Work to do: Scan the data below for the string "potentially". Copy every line where it appears.

Listed records:
□ □ □ □ □
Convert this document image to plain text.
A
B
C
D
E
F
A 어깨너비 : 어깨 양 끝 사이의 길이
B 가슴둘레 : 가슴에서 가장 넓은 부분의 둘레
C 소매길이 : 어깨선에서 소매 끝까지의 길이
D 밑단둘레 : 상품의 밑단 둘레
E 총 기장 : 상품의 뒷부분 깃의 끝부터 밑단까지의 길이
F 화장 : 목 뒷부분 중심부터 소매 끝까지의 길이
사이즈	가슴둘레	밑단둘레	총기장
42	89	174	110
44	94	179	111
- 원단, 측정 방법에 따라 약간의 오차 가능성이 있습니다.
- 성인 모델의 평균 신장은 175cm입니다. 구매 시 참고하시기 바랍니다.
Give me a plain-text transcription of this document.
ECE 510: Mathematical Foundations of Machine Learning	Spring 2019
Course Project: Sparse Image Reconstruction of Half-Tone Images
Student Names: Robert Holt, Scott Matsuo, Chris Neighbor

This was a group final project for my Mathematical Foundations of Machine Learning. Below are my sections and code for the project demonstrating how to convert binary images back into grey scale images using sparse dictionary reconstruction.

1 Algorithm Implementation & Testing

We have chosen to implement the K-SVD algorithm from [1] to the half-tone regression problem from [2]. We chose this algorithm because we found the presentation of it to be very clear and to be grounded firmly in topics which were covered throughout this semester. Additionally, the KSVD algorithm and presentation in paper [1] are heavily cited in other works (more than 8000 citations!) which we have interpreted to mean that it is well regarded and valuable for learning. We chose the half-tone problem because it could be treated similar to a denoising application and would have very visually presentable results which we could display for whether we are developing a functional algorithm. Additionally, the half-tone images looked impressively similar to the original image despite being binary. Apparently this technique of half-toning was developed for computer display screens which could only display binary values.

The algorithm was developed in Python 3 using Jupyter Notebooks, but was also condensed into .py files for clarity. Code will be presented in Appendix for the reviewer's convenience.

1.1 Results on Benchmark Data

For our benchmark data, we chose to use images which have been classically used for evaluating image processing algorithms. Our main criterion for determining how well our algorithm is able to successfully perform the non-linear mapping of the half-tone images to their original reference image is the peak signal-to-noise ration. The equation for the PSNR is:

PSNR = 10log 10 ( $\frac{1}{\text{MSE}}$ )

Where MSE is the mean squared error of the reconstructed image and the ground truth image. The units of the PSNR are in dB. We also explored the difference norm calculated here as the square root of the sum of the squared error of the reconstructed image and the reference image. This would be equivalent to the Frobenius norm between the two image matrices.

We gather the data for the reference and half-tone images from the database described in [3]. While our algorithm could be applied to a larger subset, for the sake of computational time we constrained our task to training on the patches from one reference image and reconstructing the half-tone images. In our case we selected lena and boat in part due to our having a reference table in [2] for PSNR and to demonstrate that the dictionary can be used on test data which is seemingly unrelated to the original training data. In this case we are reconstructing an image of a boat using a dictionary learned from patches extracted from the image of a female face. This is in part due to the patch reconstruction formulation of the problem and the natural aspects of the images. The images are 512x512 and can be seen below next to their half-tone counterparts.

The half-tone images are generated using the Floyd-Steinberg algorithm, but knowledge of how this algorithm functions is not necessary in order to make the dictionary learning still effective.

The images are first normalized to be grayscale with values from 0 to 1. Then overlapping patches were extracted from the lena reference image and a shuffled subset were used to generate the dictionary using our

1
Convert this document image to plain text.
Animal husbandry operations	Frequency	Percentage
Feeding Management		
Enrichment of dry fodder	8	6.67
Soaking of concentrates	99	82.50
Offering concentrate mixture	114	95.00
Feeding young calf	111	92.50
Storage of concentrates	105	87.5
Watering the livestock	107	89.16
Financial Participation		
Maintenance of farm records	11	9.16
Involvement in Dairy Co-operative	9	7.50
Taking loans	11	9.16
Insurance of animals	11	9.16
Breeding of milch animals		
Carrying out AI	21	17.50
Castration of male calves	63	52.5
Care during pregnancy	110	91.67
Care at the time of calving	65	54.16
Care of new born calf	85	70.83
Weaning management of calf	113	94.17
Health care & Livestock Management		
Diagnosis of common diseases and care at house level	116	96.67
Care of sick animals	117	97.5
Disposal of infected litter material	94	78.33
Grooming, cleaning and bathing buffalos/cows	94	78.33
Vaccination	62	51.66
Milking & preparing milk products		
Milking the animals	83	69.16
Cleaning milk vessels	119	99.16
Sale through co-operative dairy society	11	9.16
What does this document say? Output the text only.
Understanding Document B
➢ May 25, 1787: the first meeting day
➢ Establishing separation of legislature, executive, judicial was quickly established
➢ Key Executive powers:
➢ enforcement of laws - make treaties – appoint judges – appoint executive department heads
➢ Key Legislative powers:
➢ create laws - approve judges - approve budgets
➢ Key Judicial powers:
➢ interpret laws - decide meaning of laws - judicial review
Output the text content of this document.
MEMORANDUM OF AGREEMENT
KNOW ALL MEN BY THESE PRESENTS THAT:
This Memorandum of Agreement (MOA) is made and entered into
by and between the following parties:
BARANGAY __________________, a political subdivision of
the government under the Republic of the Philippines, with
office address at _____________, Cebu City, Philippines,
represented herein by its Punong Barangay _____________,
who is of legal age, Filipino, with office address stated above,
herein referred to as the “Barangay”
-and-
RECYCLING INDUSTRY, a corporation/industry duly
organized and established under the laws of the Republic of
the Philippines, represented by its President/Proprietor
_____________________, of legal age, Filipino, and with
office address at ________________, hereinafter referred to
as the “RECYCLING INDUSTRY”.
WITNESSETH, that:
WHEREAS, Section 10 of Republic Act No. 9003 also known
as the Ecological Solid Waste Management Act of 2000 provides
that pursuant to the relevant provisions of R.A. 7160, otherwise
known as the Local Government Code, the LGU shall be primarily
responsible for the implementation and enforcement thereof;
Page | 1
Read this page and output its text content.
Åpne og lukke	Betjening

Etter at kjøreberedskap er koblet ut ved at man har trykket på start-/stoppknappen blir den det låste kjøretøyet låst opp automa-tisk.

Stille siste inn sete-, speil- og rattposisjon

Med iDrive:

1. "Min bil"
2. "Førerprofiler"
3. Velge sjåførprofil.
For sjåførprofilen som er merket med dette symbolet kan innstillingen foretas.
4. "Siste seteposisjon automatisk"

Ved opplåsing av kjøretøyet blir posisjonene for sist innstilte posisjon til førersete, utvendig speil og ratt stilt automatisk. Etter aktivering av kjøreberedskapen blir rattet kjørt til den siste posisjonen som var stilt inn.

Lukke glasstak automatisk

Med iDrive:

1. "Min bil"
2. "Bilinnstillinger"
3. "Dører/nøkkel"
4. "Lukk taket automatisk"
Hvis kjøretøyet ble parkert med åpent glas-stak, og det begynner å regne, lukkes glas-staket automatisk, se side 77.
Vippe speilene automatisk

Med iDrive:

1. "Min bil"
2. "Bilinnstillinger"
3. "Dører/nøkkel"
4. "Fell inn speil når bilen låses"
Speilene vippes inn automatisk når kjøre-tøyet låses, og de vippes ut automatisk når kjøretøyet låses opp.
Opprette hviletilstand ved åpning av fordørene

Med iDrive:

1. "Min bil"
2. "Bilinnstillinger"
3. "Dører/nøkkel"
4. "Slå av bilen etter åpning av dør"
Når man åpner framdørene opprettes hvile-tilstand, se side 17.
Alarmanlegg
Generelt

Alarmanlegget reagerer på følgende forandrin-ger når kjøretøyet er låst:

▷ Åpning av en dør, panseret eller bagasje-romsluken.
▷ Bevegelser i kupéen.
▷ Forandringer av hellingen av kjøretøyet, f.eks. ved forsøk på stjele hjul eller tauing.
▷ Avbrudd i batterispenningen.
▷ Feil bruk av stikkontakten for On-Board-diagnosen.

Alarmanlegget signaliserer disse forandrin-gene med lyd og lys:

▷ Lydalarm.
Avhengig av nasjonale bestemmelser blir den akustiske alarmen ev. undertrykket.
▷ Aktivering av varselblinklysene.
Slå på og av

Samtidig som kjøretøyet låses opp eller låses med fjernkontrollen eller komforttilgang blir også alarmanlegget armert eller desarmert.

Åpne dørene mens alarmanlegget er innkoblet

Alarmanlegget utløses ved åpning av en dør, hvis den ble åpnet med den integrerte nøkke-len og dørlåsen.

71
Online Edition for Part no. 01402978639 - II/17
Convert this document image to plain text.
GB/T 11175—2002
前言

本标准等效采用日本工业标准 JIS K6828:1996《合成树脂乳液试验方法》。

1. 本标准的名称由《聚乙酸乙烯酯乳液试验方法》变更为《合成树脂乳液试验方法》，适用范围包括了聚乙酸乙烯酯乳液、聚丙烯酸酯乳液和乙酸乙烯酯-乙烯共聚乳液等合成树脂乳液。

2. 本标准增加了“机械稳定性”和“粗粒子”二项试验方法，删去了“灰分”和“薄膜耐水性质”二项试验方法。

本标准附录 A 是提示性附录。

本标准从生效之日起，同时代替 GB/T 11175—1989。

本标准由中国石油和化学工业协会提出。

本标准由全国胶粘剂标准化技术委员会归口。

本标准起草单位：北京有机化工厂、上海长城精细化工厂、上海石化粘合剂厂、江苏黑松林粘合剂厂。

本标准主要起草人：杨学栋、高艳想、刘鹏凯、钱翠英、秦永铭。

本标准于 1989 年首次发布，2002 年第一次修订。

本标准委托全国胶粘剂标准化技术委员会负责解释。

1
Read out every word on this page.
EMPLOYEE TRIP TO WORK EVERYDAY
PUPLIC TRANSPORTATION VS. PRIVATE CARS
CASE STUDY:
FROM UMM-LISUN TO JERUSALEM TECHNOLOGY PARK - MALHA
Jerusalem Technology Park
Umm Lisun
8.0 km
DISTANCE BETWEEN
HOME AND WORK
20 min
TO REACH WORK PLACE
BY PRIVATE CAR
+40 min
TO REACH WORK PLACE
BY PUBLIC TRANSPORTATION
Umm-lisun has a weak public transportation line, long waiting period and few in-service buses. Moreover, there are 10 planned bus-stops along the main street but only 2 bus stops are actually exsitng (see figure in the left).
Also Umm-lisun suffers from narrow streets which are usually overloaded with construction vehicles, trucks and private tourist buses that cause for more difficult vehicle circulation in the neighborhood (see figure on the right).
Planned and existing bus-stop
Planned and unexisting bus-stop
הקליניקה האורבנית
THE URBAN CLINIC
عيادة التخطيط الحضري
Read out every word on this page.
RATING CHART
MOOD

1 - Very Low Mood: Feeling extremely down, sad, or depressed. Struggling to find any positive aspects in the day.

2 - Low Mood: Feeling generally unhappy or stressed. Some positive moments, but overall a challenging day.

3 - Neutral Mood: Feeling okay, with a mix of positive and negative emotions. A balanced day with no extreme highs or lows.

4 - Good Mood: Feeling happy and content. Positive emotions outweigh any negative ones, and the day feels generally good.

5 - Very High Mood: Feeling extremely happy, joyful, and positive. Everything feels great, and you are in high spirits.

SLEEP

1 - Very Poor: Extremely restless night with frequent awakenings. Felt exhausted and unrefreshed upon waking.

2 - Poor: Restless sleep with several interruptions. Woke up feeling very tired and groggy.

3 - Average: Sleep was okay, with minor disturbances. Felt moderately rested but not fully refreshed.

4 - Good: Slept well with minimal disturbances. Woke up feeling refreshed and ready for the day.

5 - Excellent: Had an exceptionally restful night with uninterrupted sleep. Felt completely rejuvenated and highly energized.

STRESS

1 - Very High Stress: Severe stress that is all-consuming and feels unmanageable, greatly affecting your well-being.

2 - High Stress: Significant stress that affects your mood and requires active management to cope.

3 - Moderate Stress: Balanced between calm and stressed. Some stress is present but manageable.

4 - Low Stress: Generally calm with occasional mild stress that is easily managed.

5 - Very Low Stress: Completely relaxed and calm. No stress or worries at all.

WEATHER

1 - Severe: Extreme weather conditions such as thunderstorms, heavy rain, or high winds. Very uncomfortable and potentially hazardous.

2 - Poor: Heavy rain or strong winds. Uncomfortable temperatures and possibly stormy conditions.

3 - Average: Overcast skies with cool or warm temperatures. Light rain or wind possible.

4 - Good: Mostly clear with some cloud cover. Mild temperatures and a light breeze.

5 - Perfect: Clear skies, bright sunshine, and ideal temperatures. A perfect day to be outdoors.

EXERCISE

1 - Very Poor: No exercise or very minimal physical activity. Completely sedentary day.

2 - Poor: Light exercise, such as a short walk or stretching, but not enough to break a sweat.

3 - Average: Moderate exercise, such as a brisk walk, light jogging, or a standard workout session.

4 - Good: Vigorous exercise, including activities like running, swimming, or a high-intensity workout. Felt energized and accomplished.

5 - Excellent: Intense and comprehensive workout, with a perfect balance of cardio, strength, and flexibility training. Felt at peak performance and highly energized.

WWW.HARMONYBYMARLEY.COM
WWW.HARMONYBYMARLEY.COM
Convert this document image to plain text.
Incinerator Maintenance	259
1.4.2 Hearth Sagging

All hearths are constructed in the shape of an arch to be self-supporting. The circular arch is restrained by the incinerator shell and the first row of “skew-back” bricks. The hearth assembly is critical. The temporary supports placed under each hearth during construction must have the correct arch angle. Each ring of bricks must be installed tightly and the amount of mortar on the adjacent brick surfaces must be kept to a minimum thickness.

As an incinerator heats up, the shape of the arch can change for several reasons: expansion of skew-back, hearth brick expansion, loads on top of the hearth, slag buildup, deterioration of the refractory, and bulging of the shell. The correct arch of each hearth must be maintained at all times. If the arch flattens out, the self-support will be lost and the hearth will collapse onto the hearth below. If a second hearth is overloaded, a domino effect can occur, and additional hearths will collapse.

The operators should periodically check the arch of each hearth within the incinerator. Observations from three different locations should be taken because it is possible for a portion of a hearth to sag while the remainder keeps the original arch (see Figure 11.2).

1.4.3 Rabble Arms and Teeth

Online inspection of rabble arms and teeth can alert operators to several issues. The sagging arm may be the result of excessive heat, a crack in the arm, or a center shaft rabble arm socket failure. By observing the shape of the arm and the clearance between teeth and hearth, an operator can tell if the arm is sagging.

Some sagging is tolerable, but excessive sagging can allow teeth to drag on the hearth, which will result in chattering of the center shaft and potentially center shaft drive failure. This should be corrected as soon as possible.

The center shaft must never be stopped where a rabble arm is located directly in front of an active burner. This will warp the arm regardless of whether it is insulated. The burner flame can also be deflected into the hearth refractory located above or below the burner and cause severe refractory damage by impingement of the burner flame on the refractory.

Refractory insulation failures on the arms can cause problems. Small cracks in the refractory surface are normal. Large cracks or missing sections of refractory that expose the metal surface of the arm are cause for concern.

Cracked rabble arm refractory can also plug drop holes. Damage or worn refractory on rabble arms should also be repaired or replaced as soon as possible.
□ □ □ □ □
The solution:
1 - Severe: Extreme weather conditions such as thunderstorms, heavy rain, or high winds. Very uncomfortable and potentially hazardous.
Some sagging is tolerable, but excessive sagging can allow teeth to drag on the hearth, which will result in chattering of the center shaft and potentially center shaft drive failure. This should be corrected as soon as possible.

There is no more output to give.